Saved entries
--- Begin ---

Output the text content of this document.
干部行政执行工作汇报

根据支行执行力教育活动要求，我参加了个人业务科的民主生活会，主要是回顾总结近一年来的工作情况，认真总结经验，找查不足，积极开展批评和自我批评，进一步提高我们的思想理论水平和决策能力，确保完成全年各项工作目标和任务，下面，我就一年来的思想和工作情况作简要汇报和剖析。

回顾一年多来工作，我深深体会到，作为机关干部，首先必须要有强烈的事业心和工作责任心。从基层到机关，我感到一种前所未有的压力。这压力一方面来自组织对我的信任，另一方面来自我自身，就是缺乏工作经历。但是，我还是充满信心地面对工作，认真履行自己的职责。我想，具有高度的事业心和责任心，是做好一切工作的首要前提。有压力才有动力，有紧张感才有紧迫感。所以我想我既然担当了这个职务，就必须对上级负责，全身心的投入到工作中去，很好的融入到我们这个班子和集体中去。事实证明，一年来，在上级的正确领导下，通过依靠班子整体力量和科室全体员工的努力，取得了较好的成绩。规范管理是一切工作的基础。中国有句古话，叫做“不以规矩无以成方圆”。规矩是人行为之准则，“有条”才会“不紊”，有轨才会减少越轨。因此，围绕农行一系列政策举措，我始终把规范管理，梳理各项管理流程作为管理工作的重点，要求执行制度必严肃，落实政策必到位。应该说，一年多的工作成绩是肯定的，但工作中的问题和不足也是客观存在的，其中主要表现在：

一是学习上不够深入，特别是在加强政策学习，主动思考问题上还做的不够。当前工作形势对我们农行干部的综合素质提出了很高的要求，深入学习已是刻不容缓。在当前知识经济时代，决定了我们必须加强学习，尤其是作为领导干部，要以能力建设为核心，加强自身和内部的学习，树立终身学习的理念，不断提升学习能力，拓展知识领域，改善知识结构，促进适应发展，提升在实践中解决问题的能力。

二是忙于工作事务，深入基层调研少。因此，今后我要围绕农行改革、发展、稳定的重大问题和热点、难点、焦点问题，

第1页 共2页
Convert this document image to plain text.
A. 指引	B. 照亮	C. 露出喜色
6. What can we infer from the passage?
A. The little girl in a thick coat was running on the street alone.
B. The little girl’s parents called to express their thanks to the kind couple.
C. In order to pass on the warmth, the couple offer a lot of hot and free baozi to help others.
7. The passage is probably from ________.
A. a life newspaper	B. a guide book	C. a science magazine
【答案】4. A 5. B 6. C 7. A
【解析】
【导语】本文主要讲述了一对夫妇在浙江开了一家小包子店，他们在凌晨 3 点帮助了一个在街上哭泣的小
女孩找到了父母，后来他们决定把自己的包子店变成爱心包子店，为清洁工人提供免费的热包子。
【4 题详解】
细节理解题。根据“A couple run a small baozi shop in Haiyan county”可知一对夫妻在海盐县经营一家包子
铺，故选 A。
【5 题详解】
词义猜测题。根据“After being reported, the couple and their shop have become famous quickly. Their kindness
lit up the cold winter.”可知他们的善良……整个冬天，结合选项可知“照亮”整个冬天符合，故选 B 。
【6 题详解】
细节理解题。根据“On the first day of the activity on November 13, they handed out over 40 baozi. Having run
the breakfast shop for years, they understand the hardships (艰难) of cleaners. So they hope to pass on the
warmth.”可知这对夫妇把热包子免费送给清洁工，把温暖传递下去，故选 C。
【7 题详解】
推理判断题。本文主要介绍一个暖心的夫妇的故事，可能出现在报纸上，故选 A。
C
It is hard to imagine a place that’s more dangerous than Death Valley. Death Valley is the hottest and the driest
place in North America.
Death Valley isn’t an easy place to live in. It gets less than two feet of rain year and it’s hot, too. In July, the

--- End ---

Exercise: Provide all the records again, word for word.

Result of the exercise:
Output the text content of this document.
干部行政执行工作汇报

根据支行执行力教育活动要求，我参加了个人业务科的民主生活会，主要是回顾总结近一年来的工作情况，认真总结经验，找查不足，积极开展批评和自我批评，进一步提高我们的思想理论水平和决策能力，确保完成全年各项工作目标和任务，下面，我就一年来的思想和工作情况作简要汇报和剖析。

回顾一年多来工作，我深深体会到，作为机关干部，首先必须要有强烈的事业心和工作责任心。从基层到机关，我感到一种前所未有的压力。这压力一方面来自组织对我的信任，另一方面来自我自身，就是缺乏工作经历。但是，我还是充满信心地面对工作，认真履行自己的职责。我想，具有高度的事业心和责任心，是做好一切工作的首要前提。有压力才有动力，有紧张感才有紧迫感。所以我想我既然担当了这个职务，就必须对上级负责，全身心的投入到工作中去，很好的融入到我们这个班子和集体中去。事实证明，一年来，在上级的正确领导下，通过依靠班子整体力量和科室全体员工的努力，取得了较好的成绩。规范管理是一切工作的基础。中国有句古话，叫做“不以规矩无以成方圆”。规矩是人行为之准则，“有条”才会“不紊”，有轨才会减少越轨。因此，围绕农行一系列政策举措，我始终把规范管理，梳理各项管理流程作为管理工作的重点，要求执行制度必严肃，落实政策必到位。应该说，一年多的工作成绩是肯定的，但工作中的问题和不足也是客观存在的，其中主要表现在：

一是学习上不够深入，特别是在加强政策学习，主动思考问题上还做的不够。当前工作形势对我们农行干部的综合素质提出了很高的要求，深入学习已是刻不容缓。在当前知识经济时代，决定了我们必须加强学习，尤其是作为领导干部，要以能力建设为核心，加强自身和内部的学习，树立终身学习的理念，不断提升学习能力，拓展知识领域，改善知识结构，促进适应发展，提升在实践中解决问题的能力。

二是忙于工作事务，深入基层调研少。因此，今后我要围绕农行改革、发展、稳定的重大问题和热点、难点、焦点问题，

第1页 共2页
Convert this document image to plain text.
A. 指引	B. 照亮	C. 露出喜色
6. What can we infer from the passage?
A. The little girl in a thick coat was running on the street alone.
B. The little girl’s parents called to express their thanks to the kind couple.
C. In order to pass on the warmth, the couple offer a lot of hot and free baozi to help others.
7. The passage is probably from ________.
A. a life newspaper	B. a guide book	C. a science magazine
【答案】4. A 5. B 6. C 7. A
【解析】
【导语】本文主要讲述了一对夫妇在浙江开了一家小包子店，他们在凌晨 3 点帮助了一个在街上哭泣的小
女孩找到了父母，后来他们决定把自己的包子店变成爱心包子店，为清洁工人提供免费的热包子。
【4 题详解】
细节理解题。根据“A couple run a small baozi shop in Haiyan county”可知一对夫妻在海盐县经营一家包子
铺，故选 A。
【5 题详解】
词义猜测题。根据“After being reported, the couple and their shop have become famous quickly. Their kindness
lit up the cold winter.”可知他们的善良……整个冬天，结合选项可知“照亮”整个冬天符合，故选 B 。
【6 题详解】
细节理解题。根据“On the first day of the activity on November 13, they handed out over 40 baozi. Having run
the breakfast shop for years, they understand the hardships (艰难) of cleaners. So they hope to pass on the
warmth.”可知这对夫妇把热包子免费送给清洁工，把温暖传递下去，故选 C。
【7 题详解】
推理判断题。本文主要介绍一个暖心的夫妇的故事，可能出现在报纸上，故选 A。
C
It is hard to imagine a place that’s more dangerous than Death Valley. Death Valley is the hottest and the driest
place in North America.
Death Valley isn’t an easy place to live in. It gets less than two feet of rain year and it’s hot, too. In July, the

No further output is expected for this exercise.